# TASK GOAL:
Using the data below, copy every line that contains the word "Diameter".

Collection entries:
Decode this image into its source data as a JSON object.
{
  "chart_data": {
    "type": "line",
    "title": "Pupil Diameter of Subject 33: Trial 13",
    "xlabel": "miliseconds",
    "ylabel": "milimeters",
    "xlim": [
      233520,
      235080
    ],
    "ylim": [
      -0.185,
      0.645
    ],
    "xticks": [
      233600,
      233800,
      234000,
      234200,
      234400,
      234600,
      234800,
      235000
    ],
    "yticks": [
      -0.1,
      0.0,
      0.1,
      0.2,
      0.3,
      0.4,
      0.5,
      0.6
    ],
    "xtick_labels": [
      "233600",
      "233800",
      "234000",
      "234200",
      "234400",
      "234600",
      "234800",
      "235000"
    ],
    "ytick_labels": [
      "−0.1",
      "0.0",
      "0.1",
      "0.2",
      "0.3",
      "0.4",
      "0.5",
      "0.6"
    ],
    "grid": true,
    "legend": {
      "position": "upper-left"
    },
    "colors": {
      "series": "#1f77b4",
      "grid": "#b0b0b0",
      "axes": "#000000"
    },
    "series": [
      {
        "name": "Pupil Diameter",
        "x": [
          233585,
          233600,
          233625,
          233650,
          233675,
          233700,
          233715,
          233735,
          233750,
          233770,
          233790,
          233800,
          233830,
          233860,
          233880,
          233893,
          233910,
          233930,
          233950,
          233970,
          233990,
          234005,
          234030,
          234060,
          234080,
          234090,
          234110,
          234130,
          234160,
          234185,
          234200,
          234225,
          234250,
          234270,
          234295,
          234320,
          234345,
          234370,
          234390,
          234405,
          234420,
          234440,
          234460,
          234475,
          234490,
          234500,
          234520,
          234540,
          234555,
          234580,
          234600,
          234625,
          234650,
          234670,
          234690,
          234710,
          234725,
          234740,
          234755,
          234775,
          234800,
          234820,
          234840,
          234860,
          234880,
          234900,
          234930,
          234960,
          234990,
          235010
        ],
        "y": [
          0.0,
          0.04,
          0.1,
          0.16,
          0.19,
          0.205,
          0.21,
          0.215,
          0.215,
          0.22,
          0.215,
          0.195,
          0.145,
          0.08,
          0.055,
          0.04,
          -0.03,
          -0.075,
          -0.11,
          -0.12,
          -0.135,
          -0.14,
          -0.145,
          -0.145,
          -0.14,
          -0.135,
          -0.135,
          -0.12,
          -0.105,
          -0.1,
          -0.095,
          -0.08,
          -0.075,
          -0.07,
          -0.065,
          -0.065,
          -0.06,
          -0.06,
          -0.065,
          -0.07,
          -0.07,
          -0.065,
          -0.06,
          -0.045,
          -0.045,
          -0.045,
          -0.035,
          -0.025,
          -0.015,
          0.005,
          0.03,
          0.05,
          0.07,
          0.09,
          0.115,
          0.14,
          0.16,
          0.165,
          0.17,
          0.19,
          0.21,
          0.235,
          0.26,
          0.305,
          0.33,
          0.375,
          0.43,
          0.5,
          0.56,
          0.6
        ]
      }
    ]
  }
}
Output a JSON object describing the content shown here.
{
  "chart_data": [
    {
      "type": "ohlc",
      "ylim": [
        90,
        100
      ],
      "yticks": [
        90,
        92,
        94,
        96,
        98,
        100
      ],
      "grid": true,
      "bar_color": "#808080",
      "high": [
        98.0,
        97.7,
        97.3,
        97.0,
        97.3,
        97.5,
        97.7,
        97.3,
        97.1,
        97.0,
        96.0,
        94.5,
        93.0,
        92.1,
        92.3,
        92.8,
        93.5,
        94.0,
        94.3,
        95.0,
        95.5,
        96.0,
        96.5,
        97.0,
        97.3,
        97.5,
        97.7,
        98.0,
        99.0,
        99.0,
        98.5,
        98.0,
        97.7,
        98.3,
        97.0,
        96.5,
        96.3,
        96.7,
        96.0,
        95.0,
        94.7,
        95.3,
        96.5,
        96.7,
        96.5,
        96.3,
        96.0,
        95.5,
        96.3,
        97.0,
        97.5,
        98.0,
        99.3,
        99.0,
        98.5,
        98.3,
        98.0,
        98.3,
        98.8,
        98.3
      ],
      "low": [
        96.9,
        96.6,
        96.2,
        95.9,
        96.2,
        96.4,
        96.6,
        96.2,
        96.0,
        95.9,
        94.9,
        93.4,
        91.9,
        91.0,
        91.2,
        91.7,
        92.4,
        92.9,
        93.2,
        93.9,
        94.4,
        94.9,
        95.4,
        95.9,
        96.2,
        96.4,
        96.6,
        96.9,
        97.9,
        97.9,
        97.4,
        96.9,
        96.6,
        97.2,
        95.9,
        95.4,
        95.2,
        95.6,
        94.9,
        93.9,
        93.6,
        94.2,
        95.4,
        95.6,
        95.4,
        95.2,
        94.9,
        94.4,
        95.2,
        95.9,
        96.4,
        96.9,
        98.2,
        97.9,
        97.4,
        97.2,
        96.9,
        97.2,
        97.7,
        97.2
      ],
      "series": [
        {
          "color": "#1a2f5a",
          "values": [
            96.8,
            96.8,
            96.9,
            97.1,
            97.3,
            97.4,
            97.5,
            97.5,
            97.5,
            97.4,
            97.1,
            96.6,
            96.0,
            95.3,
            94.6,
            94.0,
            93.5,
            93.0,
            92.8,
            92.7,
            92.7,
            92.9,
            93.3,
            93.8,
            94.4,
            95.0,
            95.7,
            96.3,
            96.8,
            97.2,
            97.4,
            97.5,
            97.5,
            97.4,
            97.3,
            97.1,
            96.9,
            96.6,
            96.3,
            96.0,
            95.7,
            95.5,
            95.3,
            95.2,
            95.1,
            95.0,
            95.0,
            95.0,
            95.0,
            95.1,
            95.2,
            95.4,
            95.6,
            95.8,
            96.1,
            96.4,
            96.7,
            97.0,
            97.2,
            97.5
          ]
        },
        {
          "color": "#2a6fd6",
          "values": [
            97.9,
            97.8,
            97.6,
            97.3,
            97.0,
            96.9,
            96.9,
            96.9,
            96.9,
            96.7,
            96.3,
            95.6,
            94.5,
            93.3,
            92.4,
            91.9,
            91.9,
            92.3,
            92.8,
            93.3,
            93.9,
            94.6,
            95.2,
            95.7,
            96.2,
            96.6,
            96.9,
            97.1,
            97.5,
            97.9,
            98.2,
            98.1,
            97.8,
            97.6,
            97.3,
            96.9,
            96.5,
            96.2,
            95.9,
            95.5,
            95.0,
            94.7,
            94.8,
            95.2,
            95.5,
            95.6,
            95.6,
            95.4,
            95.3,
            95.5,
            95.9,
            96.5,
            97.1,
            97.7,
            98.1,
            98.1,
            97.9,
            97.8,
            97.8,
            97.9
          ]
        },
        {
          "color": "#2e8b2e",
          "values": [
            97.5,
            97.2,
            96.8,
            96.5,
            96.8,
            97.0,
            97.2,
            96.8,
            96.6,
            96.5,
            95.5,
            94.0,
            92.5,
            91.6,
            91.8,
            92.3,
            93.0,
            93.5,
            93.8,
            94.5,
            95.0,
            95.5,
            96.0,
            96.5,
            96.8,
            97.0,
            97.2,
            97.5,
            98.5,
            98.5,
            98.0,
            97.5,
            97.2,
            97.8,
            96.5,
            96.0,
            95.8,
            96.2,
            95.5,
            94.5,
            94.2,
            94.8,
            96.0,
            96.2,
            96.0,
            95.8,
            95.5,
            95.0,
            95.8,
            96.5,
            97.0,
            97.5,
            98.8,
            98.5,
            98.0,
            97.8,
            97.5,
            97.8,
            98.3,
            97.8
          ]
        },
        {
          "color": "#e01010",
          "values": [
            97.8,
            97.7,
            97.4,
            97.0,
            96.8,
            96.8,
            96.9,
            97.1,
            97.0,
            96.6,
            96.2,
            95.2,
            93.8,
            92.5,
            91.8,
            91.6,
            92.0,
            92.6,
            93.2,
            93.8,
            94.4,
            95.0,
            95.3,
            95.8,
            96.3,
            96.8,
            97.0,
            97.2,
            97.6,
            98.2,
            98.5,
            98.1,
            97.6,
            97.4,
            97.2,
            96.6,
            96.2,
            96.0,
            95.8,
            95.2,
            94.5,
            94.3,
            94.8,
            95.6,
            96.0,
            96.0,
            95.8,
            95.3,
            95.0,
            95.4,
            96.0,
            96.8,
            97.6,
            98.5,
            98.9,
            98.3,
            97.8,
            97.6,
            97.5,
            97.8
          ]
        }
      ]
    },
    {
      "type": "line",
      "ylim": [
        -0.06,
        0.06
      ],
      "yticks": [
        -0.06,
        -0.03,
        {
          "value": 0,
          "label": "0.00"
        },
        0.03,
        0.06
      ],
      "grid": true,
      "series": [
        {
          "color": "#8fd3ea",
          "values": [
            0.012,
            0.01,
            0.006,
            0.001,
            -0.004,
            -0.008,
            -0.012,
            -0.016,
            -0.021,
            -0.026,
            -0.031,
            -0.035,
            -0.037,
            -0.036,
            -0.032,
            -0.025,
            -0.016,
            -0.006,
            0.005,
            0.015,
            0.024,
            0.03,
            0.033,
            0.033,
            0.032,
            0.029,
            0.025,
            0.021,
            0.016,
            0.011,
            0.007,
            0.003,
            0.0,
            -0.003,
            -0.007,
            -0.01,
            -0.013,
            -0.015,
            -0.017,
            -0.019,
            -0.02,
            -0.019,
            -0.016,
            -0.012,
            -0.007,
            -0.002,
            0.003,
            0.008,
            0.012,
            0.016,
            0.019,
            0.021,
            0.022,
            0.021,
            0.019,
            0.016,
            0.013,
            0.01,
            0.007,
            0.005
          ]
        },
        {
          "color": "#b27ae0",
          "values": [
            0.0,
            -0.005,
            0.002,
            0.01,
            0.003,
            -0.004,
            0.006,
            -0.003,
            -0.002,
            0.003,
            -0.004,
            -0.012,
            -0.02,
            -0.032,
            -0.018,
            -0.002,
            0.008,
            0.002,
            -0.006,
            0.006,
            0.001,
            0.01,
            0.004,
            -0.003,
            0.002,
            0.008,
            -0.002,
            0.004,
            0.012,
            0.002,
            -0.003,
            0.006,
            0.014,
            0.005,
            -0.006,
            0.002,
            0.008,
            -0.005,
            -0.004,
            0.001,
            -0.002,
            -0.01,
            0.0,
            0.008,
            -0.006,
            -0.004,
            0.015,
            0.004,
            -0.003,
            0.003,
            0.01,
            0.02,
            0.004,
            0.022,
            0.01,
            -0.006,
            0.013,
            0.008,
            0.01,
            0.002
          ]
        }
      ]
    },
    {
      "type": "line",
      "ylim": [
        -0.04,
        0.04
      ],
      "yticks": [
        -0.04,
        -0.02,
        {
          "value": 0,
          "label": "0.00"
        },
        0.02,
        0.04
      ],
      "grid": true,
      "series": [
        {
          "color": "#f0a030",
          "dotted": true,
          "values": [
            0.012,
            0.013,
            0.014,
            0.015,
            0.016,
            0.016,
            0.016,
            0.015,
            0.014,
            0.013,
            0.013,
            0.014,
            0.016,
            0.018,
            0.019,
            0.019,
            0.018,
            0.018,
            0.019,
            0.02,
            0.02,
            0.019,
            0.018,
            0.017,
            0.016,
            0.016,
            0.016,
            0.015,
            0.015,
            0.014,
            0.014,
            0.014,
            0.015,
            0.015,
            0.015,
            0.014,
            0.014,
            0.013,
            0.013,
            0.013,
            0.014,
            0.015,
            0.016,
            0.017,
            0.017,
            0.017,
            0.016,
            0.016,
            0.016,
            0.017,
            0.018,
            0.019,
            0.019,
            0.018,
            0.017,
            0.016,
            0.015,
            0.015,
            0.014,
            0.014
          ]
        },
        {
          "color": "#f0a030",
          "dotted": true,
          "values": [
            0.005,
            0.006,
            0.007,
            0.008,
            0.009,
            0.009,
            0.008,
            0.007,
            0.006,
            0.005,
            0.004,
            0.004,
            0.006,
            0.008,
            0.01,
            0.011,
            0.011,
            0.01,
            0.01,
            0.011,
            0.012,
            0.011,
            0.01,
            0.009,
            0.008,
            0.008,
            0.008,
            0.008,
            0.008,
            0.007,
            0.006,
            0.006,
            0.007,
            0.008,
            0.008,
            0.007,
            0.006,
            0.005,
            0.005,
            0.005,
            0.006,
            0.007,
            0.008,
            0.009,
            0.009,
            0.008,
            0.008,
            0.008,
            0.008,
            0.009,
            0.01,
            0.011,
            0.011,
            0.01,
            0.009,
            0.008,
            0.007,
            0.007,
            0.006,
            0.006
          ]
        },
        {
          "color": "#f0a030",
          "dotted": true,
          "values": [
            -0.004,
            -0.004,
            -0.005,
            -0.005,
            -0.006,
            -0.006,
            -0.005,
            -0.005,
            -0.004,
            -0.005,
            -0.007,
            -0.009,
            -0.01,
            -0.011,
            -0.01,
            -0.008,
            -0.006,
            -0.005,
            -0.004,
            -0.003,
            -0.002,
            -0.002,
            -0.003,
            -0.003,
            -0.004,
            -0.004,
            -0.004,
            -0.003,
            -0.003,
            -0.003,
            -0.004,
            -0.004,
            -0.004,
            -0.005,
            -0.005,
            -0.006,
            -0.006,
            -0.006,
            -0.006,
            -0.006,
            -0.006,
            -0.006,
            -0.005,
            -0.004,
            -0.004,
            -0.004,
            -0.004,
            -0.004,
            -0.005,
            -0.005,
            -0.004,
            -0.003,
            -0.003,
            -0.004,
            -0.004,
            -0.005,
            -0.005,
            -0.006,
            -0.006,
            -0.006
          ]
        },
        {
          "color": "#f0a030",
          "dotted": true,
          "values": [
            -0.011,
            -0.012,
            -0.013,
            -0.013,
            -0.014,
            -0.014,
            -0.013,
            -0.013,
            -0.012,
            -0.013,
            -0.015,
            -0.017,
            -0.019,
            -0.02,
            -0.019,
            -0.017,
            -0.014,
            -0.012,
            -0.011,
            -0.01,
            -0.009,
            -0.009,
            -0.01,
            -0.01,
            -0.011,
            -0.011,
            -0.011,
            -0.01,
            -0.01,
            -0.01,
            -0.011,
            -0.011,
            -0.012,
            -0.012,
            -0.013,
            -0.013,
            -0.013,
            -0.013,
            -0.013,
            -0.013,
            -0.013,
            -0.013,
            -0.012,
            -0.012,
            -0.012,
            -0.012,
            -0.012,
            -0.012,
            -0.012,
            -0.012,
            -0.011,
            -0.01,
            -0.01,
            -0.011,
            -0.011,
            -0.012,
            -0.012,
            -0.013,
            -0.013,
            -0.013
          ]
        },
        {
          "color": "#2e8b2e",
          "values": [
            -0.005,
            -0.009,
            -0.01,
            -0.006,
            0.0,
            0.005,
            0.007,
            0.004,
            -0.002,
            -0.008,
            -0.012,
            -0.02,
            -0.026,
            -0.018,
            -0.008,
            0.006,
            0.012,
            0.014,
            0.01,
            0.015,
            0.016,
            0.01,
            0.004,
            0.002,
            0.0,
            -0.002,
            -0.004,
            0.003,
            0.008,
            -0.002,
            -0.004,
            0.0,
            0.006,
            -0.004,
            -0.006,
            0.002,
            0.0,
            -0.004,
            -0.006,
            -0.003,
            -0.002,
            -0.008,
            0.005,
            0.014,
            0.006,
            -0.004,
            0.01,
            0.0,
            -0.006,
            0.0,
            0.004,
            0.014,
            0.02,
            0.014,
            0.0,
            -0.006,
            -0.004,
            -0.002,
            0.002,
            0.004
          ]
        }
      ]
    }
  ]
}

# RESULT FOR THIS EXERCISE:
    "title": "Pupil Diameter of Subject 33: Trial 13",
        "name": "Pupil Diameter",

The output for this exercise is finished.